Work to complete:
Quote every line as given.

-- START OF The data --

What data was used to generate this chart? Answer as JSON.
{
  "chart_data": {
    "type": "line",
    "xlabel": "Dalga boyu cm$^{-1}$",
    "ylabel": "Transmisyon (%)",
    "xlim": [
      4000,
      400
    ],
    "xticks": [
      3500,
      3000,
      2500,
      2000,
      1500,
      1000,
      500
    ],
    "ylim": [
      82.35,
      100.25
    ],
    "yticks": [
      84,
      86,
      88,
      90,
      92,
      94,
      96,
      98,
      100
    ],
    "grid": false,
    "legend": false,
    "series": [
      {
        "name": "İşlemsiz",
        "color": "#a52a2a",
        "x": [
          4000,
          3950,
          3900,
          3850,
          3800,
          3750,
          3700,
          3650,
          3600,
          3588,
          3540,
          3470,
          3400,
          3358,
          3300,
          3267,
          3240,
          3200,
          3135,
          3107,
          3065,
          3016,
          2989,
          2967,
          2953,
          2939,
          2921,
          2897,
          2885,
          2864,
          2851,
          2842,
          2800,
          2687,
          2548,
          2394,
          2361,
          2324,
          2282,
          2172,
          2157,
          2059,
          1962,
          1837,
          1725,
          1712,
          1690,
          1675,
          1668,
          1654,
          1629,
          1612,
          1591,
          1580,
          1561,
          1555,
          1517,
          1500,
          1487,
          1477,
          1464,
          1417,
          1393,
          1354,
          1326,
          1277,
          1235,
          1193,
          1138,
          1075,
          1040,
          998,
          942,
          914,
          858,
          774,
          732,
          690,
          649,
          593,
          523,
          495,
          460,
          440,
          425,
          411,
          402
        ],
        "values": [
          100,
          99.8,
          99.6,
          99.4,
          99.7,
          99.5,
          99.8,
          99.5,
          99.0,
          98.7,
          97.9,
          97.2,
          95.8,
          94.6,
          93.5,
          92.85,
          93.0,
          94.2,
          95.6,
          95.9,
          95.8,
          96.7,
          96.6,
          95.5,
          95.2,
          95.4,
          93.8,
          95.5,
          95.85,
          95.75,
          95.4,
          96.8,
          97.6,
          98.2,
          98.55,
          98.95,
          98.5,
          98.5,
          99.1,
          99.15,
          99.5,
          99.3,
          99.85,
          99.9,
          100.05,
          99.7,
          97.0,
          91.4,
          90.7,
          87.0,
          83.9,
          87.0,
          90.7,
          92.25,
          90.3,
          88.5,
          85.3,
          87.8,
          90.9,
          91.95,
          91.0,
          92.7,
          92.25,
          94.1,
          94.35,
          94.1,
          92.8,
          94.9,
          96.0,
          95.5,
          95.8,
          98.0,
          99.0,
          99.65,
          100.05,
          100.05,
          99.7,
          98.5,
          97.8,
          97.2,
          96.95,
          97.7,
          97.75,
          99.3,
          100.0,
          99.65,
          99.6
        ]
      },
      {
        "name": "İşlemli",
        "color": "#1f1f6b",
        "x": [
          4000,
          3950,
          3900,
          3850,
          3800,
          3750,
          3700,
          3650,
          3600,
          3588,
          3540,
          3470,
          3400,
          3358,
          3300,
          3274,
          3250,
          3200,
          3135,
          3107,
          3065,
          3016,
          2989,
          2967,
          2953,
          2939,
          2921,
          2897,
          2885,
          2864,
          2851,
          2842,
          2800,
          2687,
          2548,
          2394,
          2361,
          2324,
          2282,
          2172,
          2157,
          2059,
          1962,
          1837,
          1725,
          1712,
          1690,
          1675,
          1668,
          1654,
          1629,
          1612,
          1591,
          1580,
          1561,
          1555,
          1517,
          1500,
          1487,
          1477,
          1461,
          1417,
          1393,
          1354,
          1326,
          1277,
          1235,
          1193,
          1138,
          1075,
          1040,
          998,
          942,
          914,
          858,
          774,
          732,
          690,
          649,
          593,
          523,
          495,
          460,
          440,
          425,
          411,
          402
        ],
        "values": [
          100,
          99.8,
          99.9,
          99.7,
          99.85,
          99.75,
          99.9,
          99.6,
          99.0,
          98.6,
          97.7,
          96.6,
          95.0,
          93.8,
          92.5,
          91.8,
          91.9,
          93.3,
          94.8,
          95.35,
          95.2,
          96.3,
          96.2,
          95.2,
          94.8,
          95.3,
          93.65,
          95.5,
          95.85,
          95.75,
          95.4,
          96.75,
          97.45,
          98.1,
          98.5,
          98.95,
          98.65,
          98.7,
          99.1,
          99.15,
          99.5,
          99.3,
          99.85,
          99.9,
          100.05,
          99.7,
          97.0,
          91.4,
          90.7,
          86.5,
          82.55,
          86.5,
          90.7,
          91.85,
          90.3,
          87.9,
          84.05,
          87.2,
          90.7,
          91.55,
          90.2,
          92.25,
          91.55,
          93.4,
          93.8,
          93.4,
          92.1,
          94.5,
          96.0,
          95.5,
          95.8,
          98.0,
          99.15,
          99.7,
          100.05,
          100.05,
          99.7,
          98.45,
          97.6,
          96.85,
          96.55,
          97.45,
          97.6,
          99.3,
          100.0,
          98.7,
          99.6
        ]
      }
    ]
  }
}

-- END OF The data --

The reply:
What data was used to generate this chart? Answer as JSON.
{
  "chart_data": {
    "type": "line",
    "xlabel": "Dalga boyu cm$^{-1}$",
    "ylabel": "Transmisyon (%)",
    "xlim": [
      4000,
      400
    ],
    "xticks": [
      3500,
      3000,
      2500,
      2000,
      1500,
      1000,
      500
    ],
    "ylim": [
      82.35,
      100.25
    ],
    "yticks": [
      84,
      86,
      88,
      90,
      92,
      94,
      96,
      98,
      100
    ],
    "grid": false,
    "legend": false,
    "series": [
      {
        "name": "İşlemsiz",
        "color": "#a52a2a",
        "x": [
          4000,
          3950,
          3900,
          3850,
          3800,
          3750,
          3700,
          3650,
          3600,
          3588,
          3540,
          3470,
          3400,
          3358,
          3300,
          3267,
          3240,
          3200,
          3135,
          3107,
          3065,
          3016,
          2989,
          2967,
          2953,
          2939,
          2921,
          2897,
          2885,
          2864,
          2851,
          2842,
          2800,
          2687,
          2548,
          2394,
          2361,
          2324,
          2282,
          2172,
          2157,
          2059,
          1962,
          1837,
          1725,
          1712,
          1690,
          1675,
          1668,
          1654,
          1629,
          1612,
          1591,
          1580,
          1561,
          1555,
          1517,
          1500,
          1487,
          1477,
          1464,
          1417,
          1393,
          1354,
          1326,
          1277,
          1235,
          1193,
          1138,
          1075,
          1040,
          998,
          942,
          914,
          858,
          774,
          732,
          690,
          649,
          593,
          523,
          495,
          460,
          440,
          425,
          411,
          402
        ],
        "values": [
          100,
          99.8,
          99.6,
          99.4,
          99.7,
          99.5,
          99.8,
          99.5,
          99.0,
          98.7,
          97.9,
          97.2,
          95.8,
          94.6,
          93.5,
          92.85,
          93.0,
          94.2,
          95.6,
          95.9,
          95.8,
          96.7,
          96.6,
          95.5,
          95.2,
          95.4,
          93.8,
          95.5,
          95.85,
          95.75,
          95.4,
          96.8,
          97.6,
          98.2,
          98.55,
          98.95,
          98.5,
          98.5,
          99.1,
          99.15,
          99.5,
          99.3,
          99.85,
          99.9,
          100.05,
          99.7,
          97.0,
          91.4,
          90.7,
          87.0,
          83.9,
          87.0,
          90.7,
          92.25,
          90.3,
          88.5,
          85.3,
          87.8,
          90.9,
          91.95,
          91.0,
          92.7,
          92.25,
          94.1,
          94.35,
          94.1,
          92.8,
          94.9,
          96.0,
          95.5,
          95.8,
          98.0,
          99.0,
          99.65,
          100.05,
          100.05,
          99.7,
          98.5,
          97.8,
          97.2,
          96.95,
          97.7,
          97.75,
          99.3,
          100.0,
          99.65,
          99.6
        ]
      },
      {
        "name": "İşlemli",
        "color": "#1f1f6b",
        "x": [
          4000,
          3950,
          3900,
          3850,
          3800,
          3750,
          3700,
          3650,
          3600,
          3588,
          3540,
          3470,
          3400,
          3358,
          3300,
          3274,
          3250,
          3200,
          3135,
          3107,
          3065,
          3016,
          2989,
          2967,
          2953,
          2939,
          2921,
          2897,
          2885,
          2864,
          2851,
          2842,
          2800,
          2687,
          2548,
          2394,
          2361,
          2324,
          2282,
          2172,
          2157,
          2059,
          1962,
          1837,
          1725,
          1712,
          1690,
          1675,
          1668,
          1654,
          1629,
          1612,
          1591,
          1580,
          1561,
          1555,
          1517,
          1500,
          1487,
          1477,
          1461,
          1417,
          1393,
          1354,
          1326,
          1277,
          1235,
          1193,
          1138,
          1075,
          1040,
          998,
          942,
          914,
          858,
          774,
          732,
          690,
          649,
          593,
          523,
          495,
          460,
          440,
          425,
          411,
          402
        ],
        "values": [
          100,
          99.8,
          99.9,
          99.7,
          99.85,
          99.75,
          99.9,
          99.6,
          99.0,
          98.6,
          97.7,
          96.6,
          95.0,
          93.8,
          92.5,
          91.8,
          91.9,
          93.3,
          94.8,
          95.35,
          95.2,
          96.3,
          96.2,
          95.2,
          94.8,
          95.3,
          93.65,
          95.5,
          95.85,
          95.75,
          95.4,
          96.75,
          97.45,
          98.1,
          98.5,
          98.95,
          98.65,
          98.7,
          99.1,
          99.15,
          99.5,
          99.3,
          99.85,
          99.9,
          100.05,
          99.7,
          97.0,
          91.4,
          90.7,
          86.5,
          82.55,
          86.5,
          90.7,
          91.85,
          90.3,
          87.9,
          84.05,
          87.2,
          90.7,
          91.55,
          90.2,
          92.25,
          91.55,
          93.4,
          93.8,
          93.4,
          92.1,
          94.5,
          96.0,
          95.5,
          95.8,
          98.0,
          99.15,
          99.7,
          100.05,
          100.05,
          99.7,
          98.45,
          97.6,
          96.85,
          96.55,
          97.45,
          97.6,
          99.3,
          100.0,
          98.7,
          99.6
        ]
      }
    ]
  }
}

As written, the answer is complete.